## Written problem
Word for word, print each line of the listing below; pictures stay out.
— START Exercise inputs —
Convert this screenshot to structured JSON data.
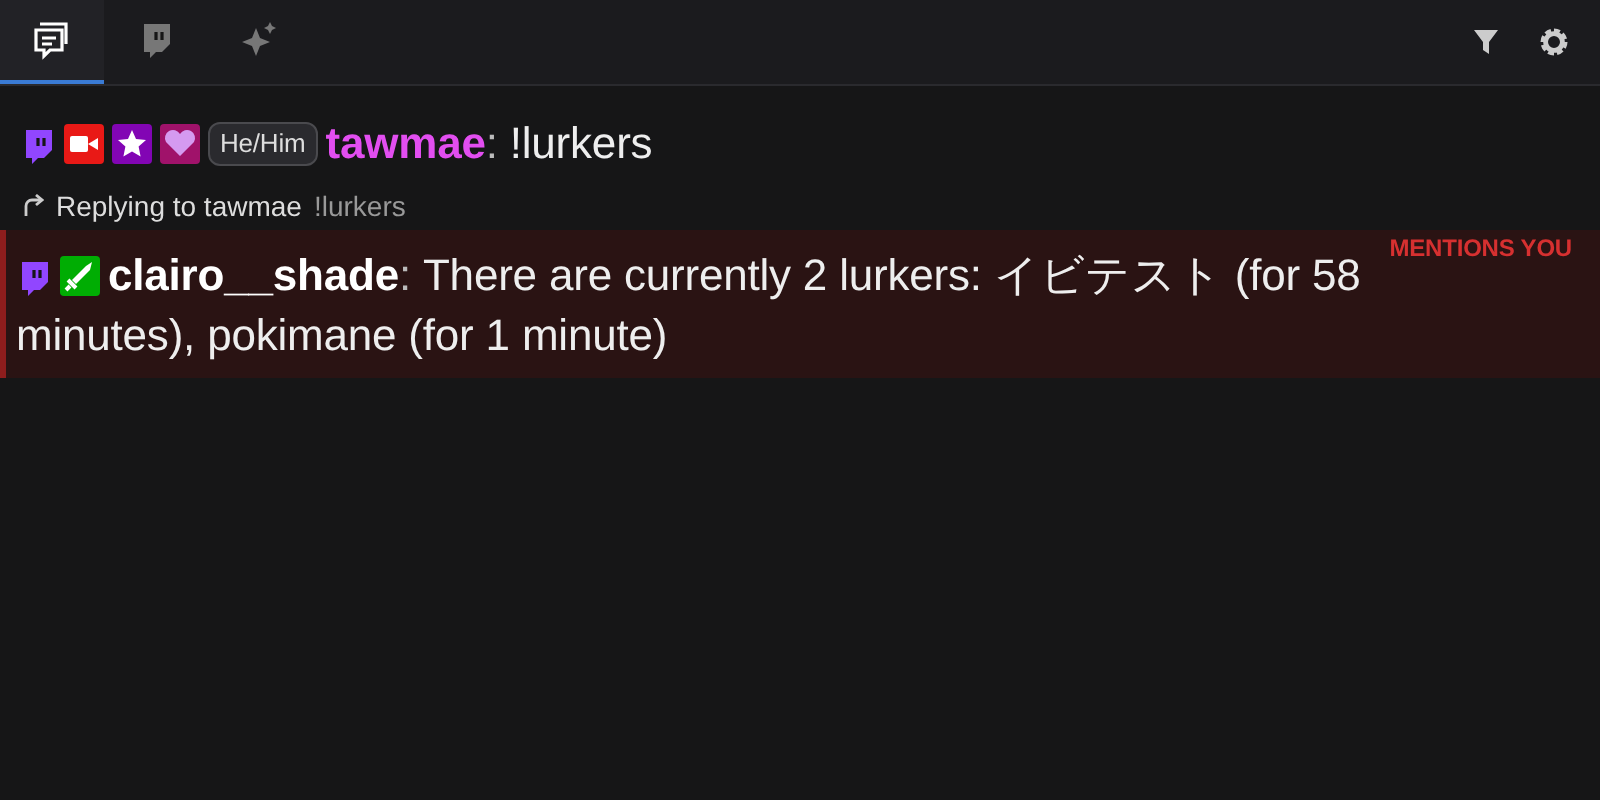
{
  "tabs": [
    {
      "kind": "chat",
      "selected": true
    },
    {
      "kind": "platform",
      "selected": false
    },
    {
      "kind": "sparkle",
      "selected": false
    }
  ],
  "toolbar": [
    {
      "kind": "filter"
    },
    {
      "kind": "settings"
    }
  ],
  "messages": [
    {
      "badges": [
        {
          "kind": "platform"
        },
        {
          "kind": "camera"
        },
        {
          "kind": "star"
        },
        {
          "kind": "heart"
        },
        {
          "kind": "pronoun",
          "text": "He/Him"
        }
      ],
      "username": "tawmae",
      "color": "#e24ef0",
      "separator": ":",
      "text": "!lurkers",
      "mention": false
    },
    {
      "reply": {
        "prefix": "Replying to tawmae",
        "quote": "!lurkers"
      },
      "badges": [
        {
          "kind": "platform"
        },
        {
          "kind": "sword"
        }
      ],
      "username": "clairo__shade",
      "color": "#ffffff",
      "separator": ":",
      "text": "There are currently 2 lurkers: イビテスト (for 58",
      "text_continued": "minutes), pokimane (for 1 minute)",
      "mention": true,
      "mention_label": "MENTIONS YOU"
    }
  ]
}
— END Exercise inputs —
## Exercise result
Convert this screenshot to structured JSON data.
{
  "tabs": [
    {
      "kind": "chat",
      "selected": true
    },
    {
      "kind": "platform",
      "selected": false
    },
    {
      "kind": "sparkle",
      "selected": false
    }
  ],
  "toolbar": [
    {
      "kind": "filter"
    },
    {
      "kind": "settings"
    }
  ],
  "messages": [
    {
      "badges": [
        {
          "kind": "platform"
        },
        {
          "kind": "camera"
        },
        {
          "kind": "star"
        },
        {
          "kind": "heart"
        },
        {
          "kind": "pronoun",
          "text": "He/Him"
        }
      ],
      "username": "tawmae",
      "color": "#e24ef0",
      "separator": ":",
      "text": "!lurkers",
      "mention": false
    },
    {
      "reply": {
        "prefix": "Replying to tawmae",
        "quote": "!lurkers"
      },
      "badges": [
        {
          "kind": "platform"
        },
        {
          "kind": "sword"
        }
      ],
      "username": "clairo__shade",
      "color": "#ffffff",
      "separator": ":",
      "text": "There are currently 2 lurkers: イビテスト (for 58",
      "text_continued": "minutes), pokimane (for 1 minute)",
      "mention": true,
      "mention_label": "MENTIONS YOU"
    }
  ]
}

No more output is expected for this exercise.